Document:
[Begin]

Saturday, October 8, 2016

Interview: Sarah Paulson and Mark Duplass









The four-film deal Mark Duplass and his brother, Jay, made last year with Netflix is just one indication of how successful the prolific brothers have been at cranking out and marketing smart, talky, emotionally honest and sneakily funny movies and TV shows, in collaboration with an ever-expanding cohort of equally talented youngish actors and filmmakers. Blue Jay, directed by Alex Lehmann and written by Duplass, is the first of those four movies.

Improvised from a detailed but very short treatment and shot over just seven days, the black-and-white two-hander is about a reunion between two former high school sweethearts, Jim (Duplass) and Amanda (Sarah Paulson), and the distorting magnetic pull a lost love can exert on a person's life. Throughout the film, Paulson's centered warmth and slightly goofy humor make Jim's enduring infatuation plausible while showcasing a loose-limbed, charming side the actress has never quite unloosed before on screen.

At a Four Seasons restaurant in New York to publicize the film on the day of its theatrical release, the two exhibited the same chemistry they exude in the film, watching each other intently as they spoke, occasionally leaning into one another for a hug and often cracking each other up.


So, Sarah, Blue Jay was your first experience with improv. Do you want to do it again?

Sarah Paulson: Yes! Yes! And I didn't know that I would feel that way when I started.

What did you like about it?

[End]

Extracted information:
[Begin]

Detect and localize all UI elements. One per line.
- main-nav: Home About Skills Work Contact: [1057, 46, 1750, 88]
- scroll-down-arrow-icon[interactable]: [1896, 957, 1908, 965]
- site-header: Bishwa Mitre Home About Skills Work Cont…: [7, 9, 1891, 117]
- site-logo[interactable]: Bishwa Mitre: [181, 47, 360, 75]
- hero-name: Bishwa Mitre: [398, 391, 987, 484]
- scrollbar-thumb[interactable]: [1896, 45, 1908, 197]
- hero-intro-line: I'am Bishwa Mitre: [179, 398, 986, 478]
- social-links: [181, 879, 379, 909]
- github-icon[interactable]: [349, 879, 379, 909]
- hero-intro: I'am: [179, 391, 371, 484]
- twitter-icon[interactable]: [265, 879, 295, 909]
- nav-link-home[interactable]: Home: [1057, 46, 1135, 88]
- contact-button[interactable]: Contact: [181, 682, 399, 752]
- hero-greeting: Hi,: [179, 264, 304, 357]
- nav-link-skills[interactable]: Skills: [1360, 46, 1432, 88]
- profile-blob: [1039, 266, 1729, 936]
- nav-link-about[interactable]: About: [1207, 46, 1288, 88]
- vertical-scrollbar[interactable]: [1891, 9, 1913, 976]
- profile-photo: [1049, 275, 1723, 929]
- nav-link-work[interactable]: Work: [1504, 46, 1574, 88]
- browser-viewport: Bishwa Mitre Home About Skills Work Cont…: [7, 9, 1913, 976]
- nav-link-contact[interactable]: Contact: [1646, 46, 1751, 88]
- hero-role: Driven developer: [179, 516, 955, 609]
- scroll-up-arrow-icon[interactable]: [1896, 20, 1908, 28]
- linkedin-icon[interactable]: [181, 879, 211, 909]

[End]

Stated goal A:
According to the Blue Jay interview, over how many days was the film shot?
Stated goal B:
Edit the Blue Jay interview from "At a Four Seasons" to "each other up.", replacing "restaurant" with "hotel lounge".
Stated goal C:
Carry on the Blue Jay interview from the point where it stops.
The lines have no role in this exercise.

Output A:
Seven days.

Output B:
At a Four Seasons hotel lounge in New York to publicize the film on the day of its theatrical release, the two exhibited the same chemistry they exude in the film, watching each other intently as they spoke, occasionally leaning into one another for a hug and often cracking each other up.

Output C:
Paulson: I liked how scared I felt, in addition to feeling also hyper-alert. That's a kind of exciting place to be working from. When you have a script, I like having that kind of structure and that blueprint under my feet. It makes me feel secure, and there's so much vulnerability to performing. But this taught me a lot about my instincts. Sometimes when you're doing something that's very text-based, you get very married to certain ideas about how something has to be, and then you stop operating in ways that are truthful. Or another actor can do something that doesn't exactly go with something that's already been written in your brain as to how it should be, and then you're not actually in the moment. You're missing opportunities to engage with the other actor, which will only make you better.

Were the different takes you did for each scene really different from one another?

Mark Duplass: Yeah, they usually are.

Paulson: Yeah, I think they were. We'd do what we were doing and then Alex [Lehmann] and Mark, both of whom had done that before, would say: “Here's what I think works and here's what I think we can let go of.” We shot everything sequentially, and Mark was able to hold everything in his brain, so he was really helpful—he and Alex both—to keep us on track.

Duplass [to Paulson]: Something I was just realizing as you were saying that is one thing you did really, really well with improvisation. When you have set texts, your ability to change from take to take is only through your intention, but when you don't have a set text you can change your intention and your words. When you're improvising, if you're really, really not feeling it in the moment, what you end up doing—as a person often does in life—is using extra words to overcompensate. And, for instance, when you and I were sitting in those chairs after listening to the tape, you were very different from take to take. Because in the first takes you were finding your footing and you were using tons of words to express your emotion, and then as soon as you felt it, you got real quiet and used, like, half the words. You can't really teach that.

That's my favorite part of doing a movie that's improvised: the ability to guide a scene not only with your intention, but also by using less or more words to make it organic.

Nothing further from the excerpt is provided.